DATASET:
━━━━━━━━━━━━━━━━
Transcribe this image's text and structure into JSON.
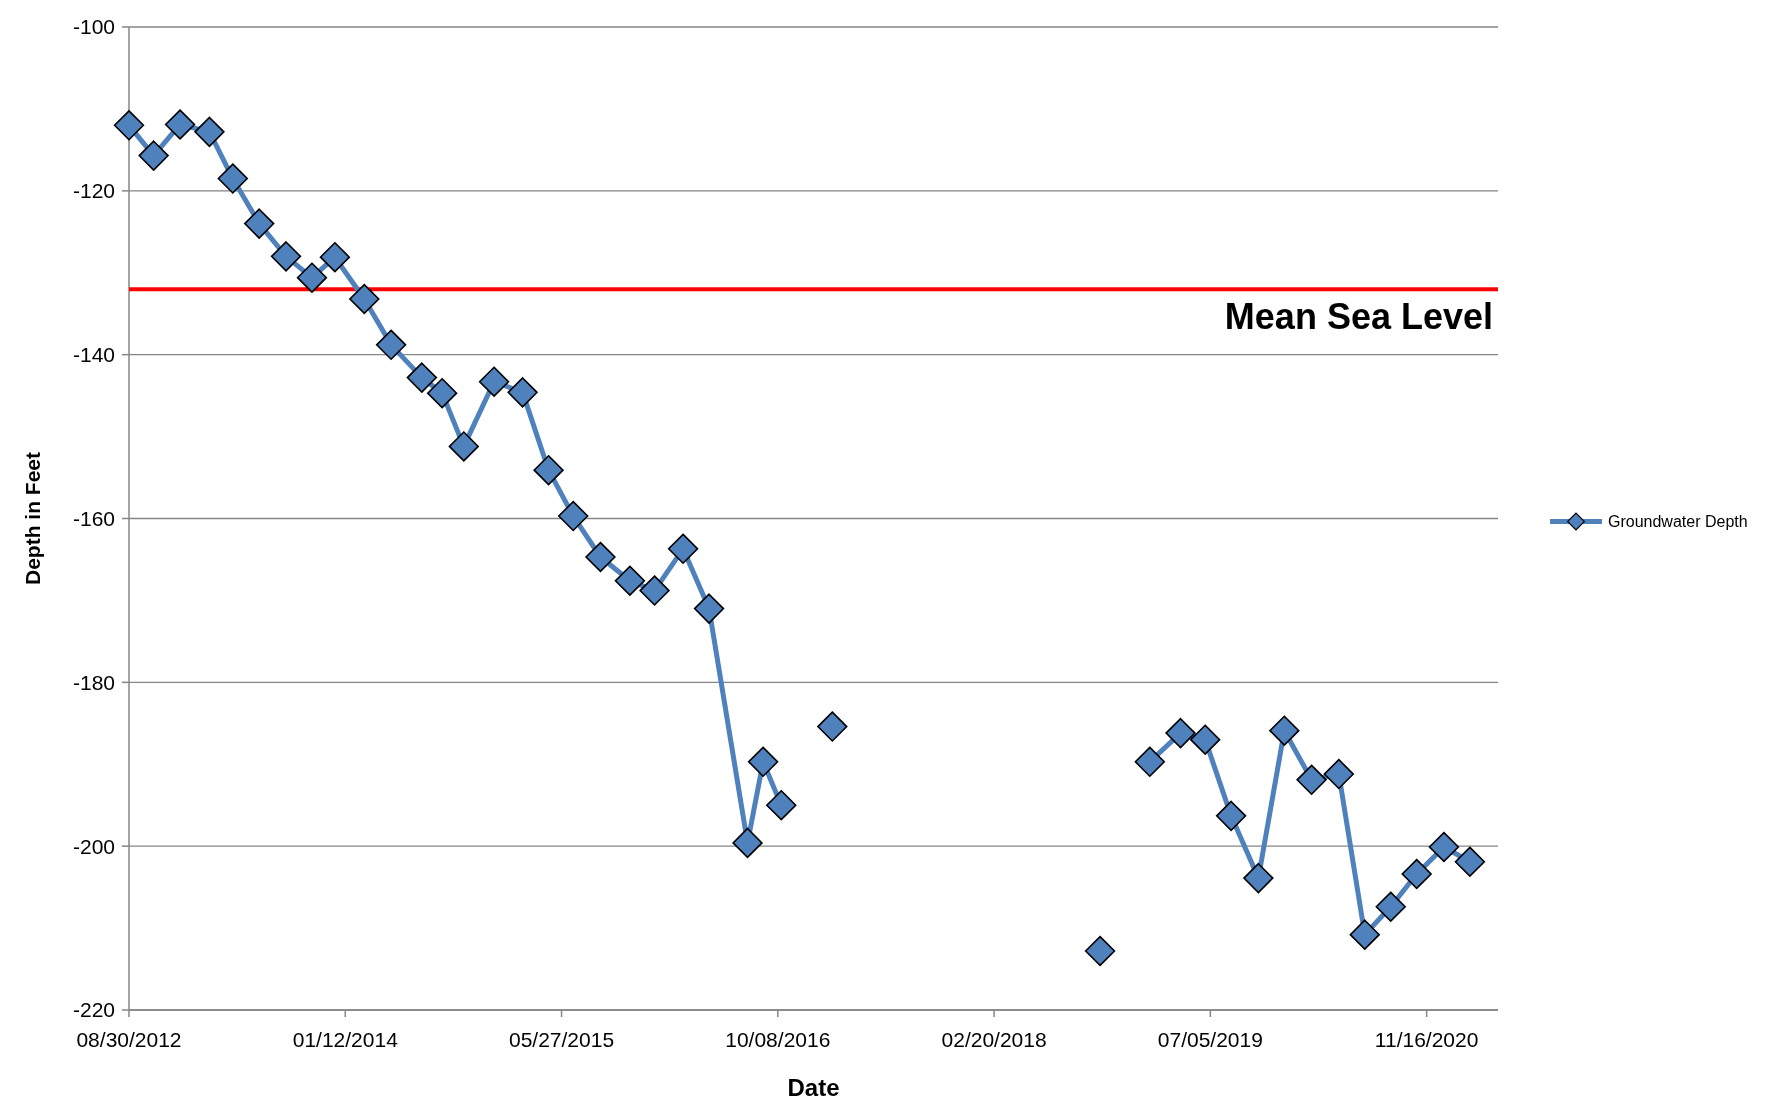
{
  "chart_data": {
    "type": "line",
    "xlabel": "Date",
    "ylabel": "Depth in Feet",
    "x": [
      "2012-08-30",
      "2012-10-26",
      "2012-12-26",
      "2013-03-04",
      "2013-04-27",
      "2013-06-27",
      "2013-08-28",
      "2013-10-27",
      "2013-12-19",
      "2014-02-25",
      "2014-04-28",
      "2014-07-08",
      "2014-08-24",
      "2014-10-13",
      "2014-12-22",
      "2015-02-26",
      "2015-04-27",
      "2015-06-23",
      "2015-08-25",
      "2015-11-01",
      "2015-12-28",
      "2016-03-03",
      "2016-05-02",
      "2016-07-30",
      "2016-09-04",
      "2016-10-16",
      "2016-12-15",
      "2017-02-11",
      "2018-01-01",
      "2018-10-23",
      "2018-12-15",
      "2019-02-15",
      "2019-04-27",
      "2019-06-23",
      "2019-08-22",
      "2019-10-24",
      "2019-12-23",
      "2020-02-24",
      "2020-04-27",
      "2020-06-26",
      "2020-08-25",
      "2020-10-24",
      "2020-12-26",
      "2021-02-24"
    ],
    "series": [
      {
        "name": "Groundwater Depth",
        "color": "#4f81bd",
        "values": [
          -112.0,
          -115.7,
          -111.9,
          -112.8,
          -118.5,
          -124.0,
          -128.0,
          -130.6,
          -128.1,
          -133.2,
          -138.8,
          -142.8,
          -144.7,
          -151.2,
          -143.3,
          -144.6,
          -154.1,
          -159.7,
          -164.7,
          -167.6,
          -168.8,
          -163.7,
          -171.0,
          -199.6,
          -189.7,
          -195.0,
          null,
          -185.4,
          null,
          -212.8,
          null,
          -189.7,
          -186.2,
          -187.0,
          -196.3,
          -203.9,
          -185.9,
          -191.9,
          -191.2,
          -210.8,
          -207.4,
          -203.4,
          -200.1,
          -201.9
        ]
      }
    ],
    "xlim": [
      "2012-08-30",
      "2021-04-30"
    ],
    "xticks": [
      {
        "value": "2012-08-30",
        "label": "08/30/2012"
      },
      {
        "value": "2014-01-12",
        "label": "01/12/2014"
      },
      {
        "value": "2015-05-27",
        "label": "05/27/2015"
      },
      {
        "value": "2016-10-08",
        "label": "10/08/2016"
      },
      {
        "value": "2018-02-20",
        "label": "02/20/2018"
      },
      {
        "value": "2019-07-05",
        "label": "07/05/2019"
      },
      {
        "value": "2020-11-16",
        "label": "11/16/2020"
      }
    ],
    "ylim": [
      -220,
      -100
    ],
    "yticks": [
      -220,
      -200,
      -180,
      -160,
      -140,
      -120,
      -100
    ],
    "ref_lines": [
      {
        "axis": "y",
        "value": -132,
        "label": "Mean Sea Level",
        "color": "#ff0000"
      }
    ],
    "grid": "y",
    "legend": "right",
    "marker": "diamond",
    "line_style": "solid"
  }
}
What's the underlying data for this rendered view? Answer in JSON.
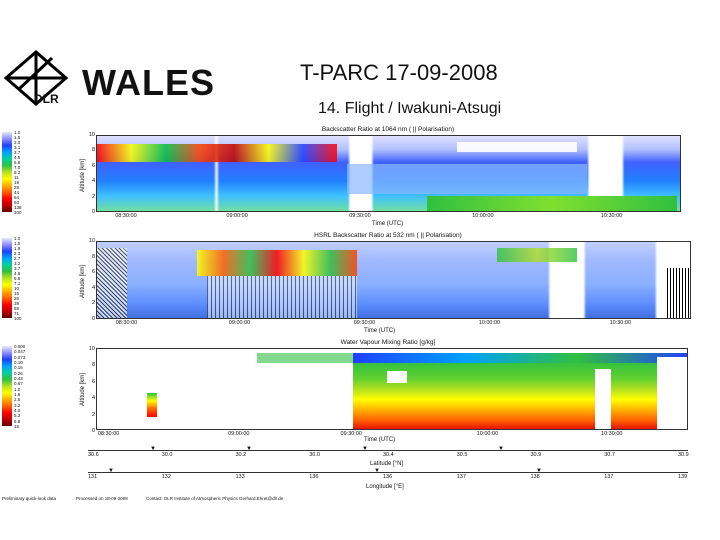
{
  "header": {
    "logo_text": "DLR",
    "brand": "WALES",
    "title": "T-PARC   17-09-2008",
    "subtitle": "14. Flight / Iwakuni-Atsugi"
  },
  "panels": [
    {
      "title": "Backscatter Ratio at 1064 nm  ( || Polarisation)",
      "ylabel": "Altitude [km]",
      "yticks": [
        "0",
        "2",
        "4",
        "6",
        "8",
        "10"
      ],
      "xticks": [
        "08:30:00",
        "09:00:00",
        "09:30:00",
        "10:00:00",
        "10:30:00"
      ],
      "xlabel": "Time (UTC)",
      "colorbar": [
        "1.0",
        "1.5",
        "2.0",
        "3.1",
        "3.7",
        "4.5",
        "5.8",
        "7.0",
        "8.2",
        "11",
        "19",
        "28",
        "44",
        "64",
        "93",
        "138",
        "200"
      ]
    },
    {
      "title": "HSRL Backscatter Ratio at 532 nm  ( || Polarisation)",
      "ylabel": "Altitude [km]",
      "yticks": [
        "0",
        "2",
        "4",
        "6",
        "8",
        "10"
      ],
      "xticks": [
        "08:30:00",
        "09:00:00",
        "09:30:00",
        "10:00:00",
        "10:30:00"
      ],
      "xlabel": "Time (UTC)",
      "colorbar": [
        "1.0",
        "1.5",
        "1.9",
        "2.3",
        "2.7",
        "3.2",
        "3.7",
        "4.6",
        "5.8",
        "7.1",
        "10",
        "15",
        "26",
        "39",
        "55",
        "71",
        "100"
      ]
    },
    {
      "title": "Water Vapour Mixing Ratio [g/kg]",
      "ylabel": "Altitude [km]",
      "yticks": [
        "0",
        "2",
        "4",
        "6",
        "8",
        "10"
      ],
      "xticks": [
        "08:30:00",
        "09:00:00",
        "09:30:00",
        "10:00:00",
        "10:30:00"
      ],
      "xlabel": "Time (UTC)",
      "colorbar": [
        "0.000",
        "0.047",
        "0.073",
        "0.10",
        "0.16",
        "0.26",
        "0.43",
        "0.67",
        "1.0",
        "1.6",
        "2.5",
        "3.2",
        "4.0",
        "5.2",
        "6.8",
        "15"
      ]
    }
  ],
  "latitude": {
    "ticks": [
      "30.6",
      "30.0",
      "30.2",
      "30.0",
      "30.4",
      "30.5",
      "30.9",
      "30.7",
      "30.9"
    ],
    "label": "Latitude [°N]"
  },
  "longitude": {
    "ticks": [
      "131",
      "132",
      "133",
      "136",
      "136",
      "137",
      "138",
      "137",
      "139"
    ],
    "label": "Longitude [°E]"
  },
  "footer": {
    "left": "Preliminary quick-look data",
    "mid": "Processed on 18-09-2008",
    "right": "Contact: DLR Institute of Atmospheric Physics  Gerhard.Ehret@dlr.de"
  }
}
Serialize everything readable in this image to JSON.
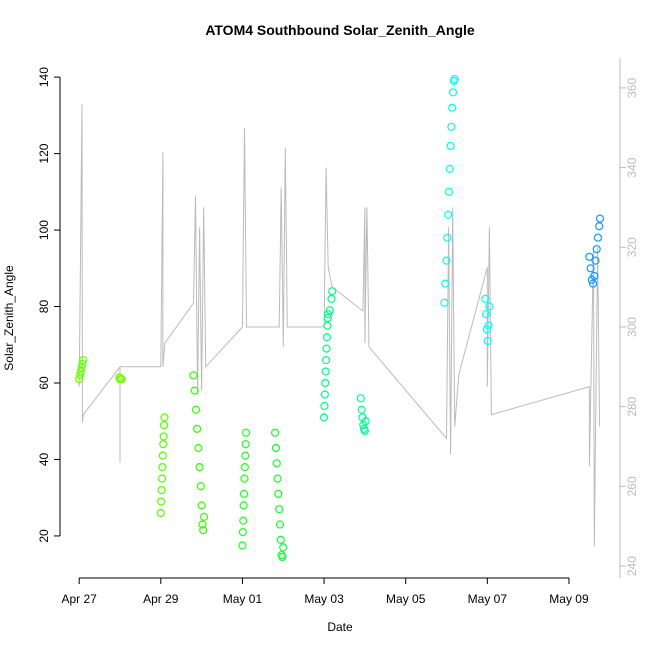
{
  "chart_data": {
    "type": "scatter",
    "title": "ATOM4 Southbound Solar_Zenith_Angle",
    "x_label": "Date",
    "y_label": "Solar_Zenith_Angle",
    "xlim": [
      -0.47,
      13.25
    ],
    "xticks": [
      {
        "value": 0,
        "label": "Apr 27"
      },
      {
        "value": 2,
        "label": "Apr 29"
      },
      {
        "value": 4,
        "label": "May 01"
      },
      {
        "value": 6,
        "label": "May 03"
      },
      {
        "value": 8,
        "label": "May 05"
      },
      {
        "value": 10,
        "label": "May 07"
      },
      {
        "value": 12,
        "label": "May 09"
      }
    ],
    "ylim": [
      9,
      145
    ],
    "yticks": [
      20,
      40,
      60,
      80,
      100,
      120,
      140
    ],
    "y2lim": [
      237,
      367.5
    ],
    "y2ticks": [
      240,
      260,
      280,
      300,
      320,
      340,
      360
    ],
    "y2_color": "#bbbbbb",
    "series": [
      {
        "type": "line",
        "axis": "y2",
        "color": "#bbbbbb",
        "x": [
          0.0,
          0.07,
          0.08,
          0.1,
          1.0,
          1.0,
          1.0,
          2.0,
          2.05,
          2.05,
          2.1,
          2.8,
          2.85,
          2.9,
          2.95,
          3.0,
          3.05,
          3.1,
          4.0,
          4.05,
          4.1,
          4.9,
          4.95,
          5.0,
          5.05,
          5.1,
          6.0,
          6.05,
          6.1,
          6.2,
          6.95,
          7.0,
          7.0,
          7.05,
          7.1,
          9.0,
          9.05,
          9.1,
          9.15,
          9.2,
          9.3,
          10.0,
          10.0,
          10.05,
          10.1,
          12.5,
          12.5,
          12.6,
          12.62,
          12.7,
          12.75
        ],
        "values": [
          285,
          356,
          276,
          278,
          290,
          266,
          290,
          290,
          344,
          290,
          296,
          306,
          333,
          283,
          325,
          284,
          330,
          290,
          300,
          350,
          300,
          300,
          335,
          295,
          345,
          300,
          300,
          340,
          315,
          310,
          304,
          330,
          296,
          330,
          295,
          272,
          325,
          268,
          330,
          275,
          288,
          315,
          285,
          325,
          278,
          285,
          265,
          320,
          245,
          320,
          275
        ]
      },
      {
        "color": "#66ff00",
        "x": [
          0.0,
          0.02,
          0.04,
          0.06,
          0.08,
          0.1
        ],
        "values": [
          61,
          62,
          63,
          64,
          65,
          66
        ]
      },
      {
        "color": "#77ff00",
        "x": [
          0.98,
          1.0,
          1.02,
          1.04
        ],
        "values": [
          61.5,
          61,
          61.2,
          61
        ]
      },
      {
        "color": "#55ff00",
        "x": [
          2.0,
          2.01,
          2.02,
          2.03,
          2.04,
          2.05,
          2.06,
          2.07,
          2.08,
          2.09
        ],
        "values": [
          26,
          29,
          32,
          35,
          38,
          41,
          44,
          46,
          49,
          51
        ]
      },
      {
        "color": "#33ff00",
        "x": [
          2.8,
          2.83,
          2.86,
          2.89,
          2.92,
          2.95,
          2.98,
          3.0,
          3.02,
          3.04,
          3.06
        ],
        "values": [
          62,
          58,
          53,
          48,
          43,
          38,
          33,
          28,
          23,
          21.5,
          25
        ]
      },
      {
        "color": "#22ff22",
        "x": [
          4.0,
          4.01,
          4.02,
          4.03,
          4.04,
          4.05,
          4.06,
          4.07,
          4.08,
          4.09
        ],
        "values": [
          17.5,
          21,
          24,
          28,
          31,
          35,
          38,
          41,
          44,
          47
        ]
      },
      {
        "color": "#11ff33",
        "x": [
          4.8,
          4.82,
          4.84,
          4.86,
          4.88,
          4.9,
          4.92,
          4.94,
          4.96,
          4.98,
          5.0
        ],
        "values": [
          47,
          43,
          39,
          35,
          31,
          27,
          23,
          19,
          15,
          14.5,
          17
        ]
      },
      {
        "color": "#00ff88",
        "x": [
          6.0,
          6.01,
          6.02,
          6.03,
          6.04,
          6.05,
          6.06,
          6.07,
          6.08,
          6.09,
          6.1,
          6.14,
          6.18,
          6.2
        ],
        "values": [
          51,
          54,
          57,
          60,
          63,
          66,
          69,
          72,
          75,
          77,
          78,
          79,
          82,
          84
        ]
      },
      {
        "color": "#00ff99",
        "x": [
          6.9,
          6.92,
          6.94,
          6.96,
          6.98,
          7.0,
          7.02
        ],
        "values": [
          56,
          53,
          51,
          49,
          48,
          47.5,
          50
        ]
      },
      {
        "color": "#00ffee",
        "x": [
          8.95,
          8.97,
          9.0,
          9.02,
          9.04,
          9.06,
          9.08,
          9.1,
          9.12,
          9.14,
          9.16,
          9.18,
          9.2
        ],
        "values": [
          81,
          86,
          92,
          98,
          104,
          110,
          116,
          122,
          127,
          132,
          136,
          139,
          139.5
        ]
      },
      {
        "color": "#00ffff",
        "x": [
          9.95,
          9.97,
          9.99,
          10.01,
          10.03,
          10.05
        ],
        "values": [
          82,
          78,
          74,
          71,
          75,
          80
        ]
      },
      {
        "color": "#1199ff",
        "x": [
          12.5,
          12.53,
          12.56,
          12.59,
          12.62,
          12.65,
          12.68,
          12.71,
          12.74,
          12.76
        ],
        "values": [
          93,
          90,
          87,
          86,
          88,
          92,
          95,
          98,
          101,
          103
        ]
      }
    ]
  }
}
━━━━━━━━━━━━━━━━
WHAT YOU WILL DO: Make a copy of each line that contains the string "Backscatter".

WRITTEN ANSWER:
      "title": "Backscatter Ratio at 1064 nm  ( || Polarisation)",
      "title": "HSRL Backscatter Ratio at 532 nm  ( || Polarisation)",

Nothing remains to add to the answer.